◆ Written problem: Could you write out the records below exactly as they appear, leaving out any pictures?

◆ Listing:
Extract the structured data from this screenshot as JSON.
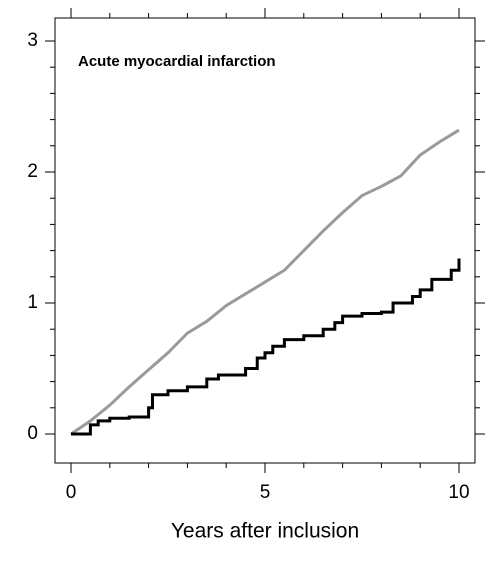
{
  "chart_data": {
    "type": "line",
    "title": "Acute myocardial infarction",
    "xlabel": "Years after inclusion",
    "xlim": [
      0,
      10
    ],
    "ylim": [
      0,
      3
    ],
    "xticks": [
      0,
      5,
      10
    ],
    "yticks": [
      0,
      1,
      2,
      3
    ],
    "xminorticks": [
      1,
      2,
      3,
      4,
      6,
      7,
      8,
      9
    ],
    "yminorticks": [
      0.2,
      0.4,
      0.6,
      0.8,
      1.2,
      1.4,
      1.6,
      1.8,
      2.2,
      2.4,
      2.6,
      2.8
    ],
    "series": [
      {
        "color": "#9a9a9a",
        "step": false,
        "x": [
          0,
          0.5,
          1,
          1.5,
          2,
          2.5,
          3,
          3.5,
          4,
          4.5,
          5,
          5.5,
          6,
          6.5,
          7,
          7.5,
          8,
          8.5,
          9,
          9.5,
          10
        ],
        "values": [
          0,
          0.1,
          0.22,
          0.36,
          0.49,
          0.62,
          0.77,
          0.86,
          0.98,
          1.07,
          1.16,
          1.25,
          1.4,
          1.55,
          1.69,
          1.82,
          1.89,
          1.97,
          2.13,
          2.23,
          2.32
        ]
      },
      {
        "color": "#000000",
        "step": true,
        "x": [
          0,
          0.5,
          0.7,
          1,
          1.5,
          2,
          2.1,
          2.5,
          3,
          3.5,
          3.8,
          4.5,
          4.8,
          5,
          5.2,
          5.5,
          6,
          6.5,
          6.8,
          7,
          7.5,
          8,
          8.3,
          8.8,
          9,
          9.3,
          9.8,
          10
        ],
        "values": [
          0,
          0.07,
          0.1,
          0.12,
          0.13,
          0.2,
          0.3,
          0.33,
          0.36,
          0.42,
          0.45,
          0.5,
          0.58,
          0.62,
          0.67,
          0.72,
          0.75,
          0.8,
          0.85,
          0.9,
          0.92,
          0.93,
          1.0,
          1.05,
          1.1,
          1.18,
          1.25,
          1.34
        ]
      }
    ]
  }
}
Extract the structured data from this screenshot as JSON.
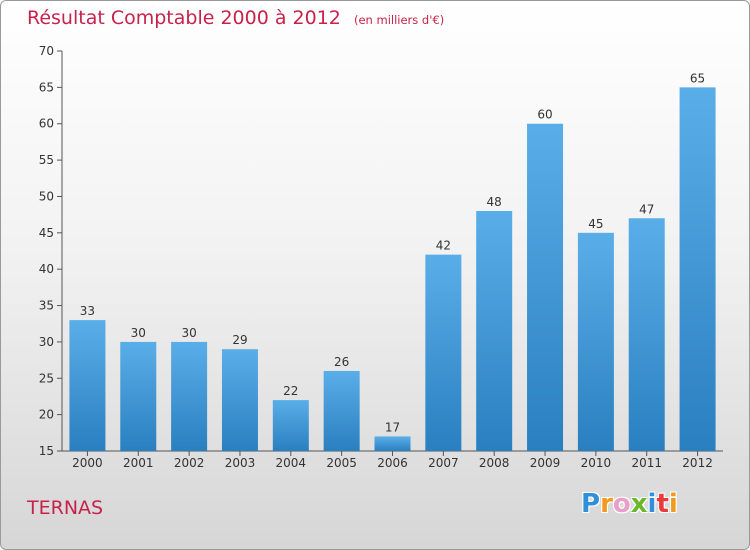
{
  "title": "Résultat Comptable 2000 à 2012",
  "subtitle": "(en milliers d'€)",
  "commune": "TERNAS",
  "logo": {
    "text": "Proxiti",
    "letters": [
      {
        "ch": "P",
        "color": "#2f8fd8"
      },
      {
        "ch": "r",
        "color": "#f39a1e"
      },
      {
        "ch": "o",
        "color": "#e8a0c8"
      },
      {
        "ch": "x",
        "color": "#6ab82a"
      },
      {
        "ch": "i",
        "color": "#2f8fd8"
      },
      {
        "ch": "t",
        "color": "#e83a3a"
      },
      {
        "ch": "i",
        "color": "#f39a1e"
      }
    ]
  },
  "chart_data": {
    "type": "bar",
    "title": "Résultat Comptable 2000 à 2012",
    "subtitle": "(en milliers d'€)",
    "xlabel": "",
    "ylabel": "",
    "categories": [
      "2000",
      "2001",
      "2002",
      "2003",
      "2004",
      "2005",
      "2006",
      "2007",
      "2008",
      "2009",
      "2010",
      "2011",
      "2012"
    ],
    "values": [
      33,
      30,
      30,
      29,
      22,
      26,
      17,
      42,
      48,
      60,
      45,
      47,
      65
    ],
    "ylim": [
      15,
      70
    ],
    "yticks": [
      15,
      20,
      25,
      30,
      35,
      40,
      45,
      50,
      55,
      60,
      65,
      70
    ],
    "grid": false,
    "bar_color_top": "#5aaee8",
    "bar_color_bottom": "#2a7fc0"
  }
}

◆ Task answer:
Extract the structured data from this screenshot as JSON.
{
  "chart_data": {
    "type": "line",
    "title": "Acute myocardial infarction",
    "xlabel": "Years after inclusion",
    "xlim": [
      0,
      10
    ],
    "ylim": [
      0,
      3
    ],
    "xticks": [
      0,
      5,
      10
    ],
    "yticks": [
      0,
      1,
      2,
      3
    ],
    "xminorticks": [
      1,
      2,
      3,
      4,
      6,
      7,
      8,
      9
    ],
    "yminorticks": [
      0.2,
      0.4,
      0.6,
      0.8,
      1.2,
      1.4,
      1.6,
      1.8,
      2.2,
      2.4,
      2.6,
      2.8
    ],
    "series": [
      {
        "color": "#9a9a9a",
        "step": false,
        "x": [
          0,
          0.5,
          1,
          1.5,
          2,
          2.5,
          3,
          3.5,
          4,
          4.5,
          5,
          5.5,
          6,
          6.5,
          7,
          7.5,
          8,
          8.5,
          9,
          9.5,
          10
        ],
        "values": [
          0,
          0.1,
          0.22,
          0.36,
          0.49,
          0.62,
          0.77,
          0.86,
          0.98,
          1.07,
          1.16,
          1.25,
          1.4,
          1.55,
          1.69,
          1.82,
          1.89,
          1.97,
          2.13,
          2.23,
          2.32
        ]
      },
      {
        "color": "#000000",
        "step": true,
        "x": [
          0,
          0.5,
          0.7,
          1,
          1.5,
          2,
          2.1,
          2.5,
          3,
          3.5,
          3.8,
          4.5,
          4.8,
          5,
          5.2,
          5.5,
          6,
          6.5,
          6.8,
          7,
          7.5,
          8,
          8.3,
          8.8,
          9,
          9.3,
          9.8,
          10
        ],
        "values": [
          0,
          0.07,
          0.1,
          0.12,
          0.13,
          0.2,
          0.3,
          0.33,
          0.36,
          0.42,
          0.45,
          0.5,
          0.58,
          0.62,
          0.67,
          0.72,
          0.75,
          0.8,
          0.85,
          0.9,
          0.92,
          0.93,
          1.0,
          1.05,
          1.1,
          1.18,
          1.25,
          1.34
        ]
      }
    ]
  }
}
Extract the structured data from this screenshot as JSON.
{
  "title": "Résultat Comptable 2000 à 2012",
  "subtitle": "(en milliers d'€)",
  "commune": "TERNAS",
  "logo": {
    "text": "Proxiti",
    "letters": [
      {
        "ch": "P",
        "color": "#2f8fd8"
      },
      {
        "ch": "r",
        "color": "#f39a1e"
      },
      {
        "ch": "o",
        "color": "#e8a0c8"
      },
      {
        "ch": "x",
        "color": "#6ab82a"
      },
      {
        "ch": "i",
        "color": "#2f8fd8"
      },
      {
        "ch": "t",
        "color": "#e83a3a"
      },
      {
        "ch": "i",
        "color": "#f39a1e"
      }
    ]
  },
  "chart_data": {
    "type": "bar",
    "title": "Résultat Comptable 2000 à 2012",
    "subtitle": "(en milliers d'€)",
    "xlabel": "",
    "ylabel": "",
    "categories": [
      "2000",
      "2001",
      "2002",
      "2003",
      "2004",
      "2005",
      "2006",
      "2007",
      "2008",
      "2009",
      "2010",
      "2011",
      "2012"
    ],
    "values": [
      33,
      30,
      30,
      29,
      22,
      26,
      17,
      42,
      48,
      60,
      45,
      47,
      65
    ],
    "ylim": [
      15,
      70
    ],
    "yticks": [
      15,
      20,
      25,
      30,
      35,
      40,
      45,
      50,
      55,
      60,
      65,
      70
    ],
    "grid": false,
    "bar_color_top": "#5aaee8",
    "bar_color_bottom": "#2a7fc0"
  }
}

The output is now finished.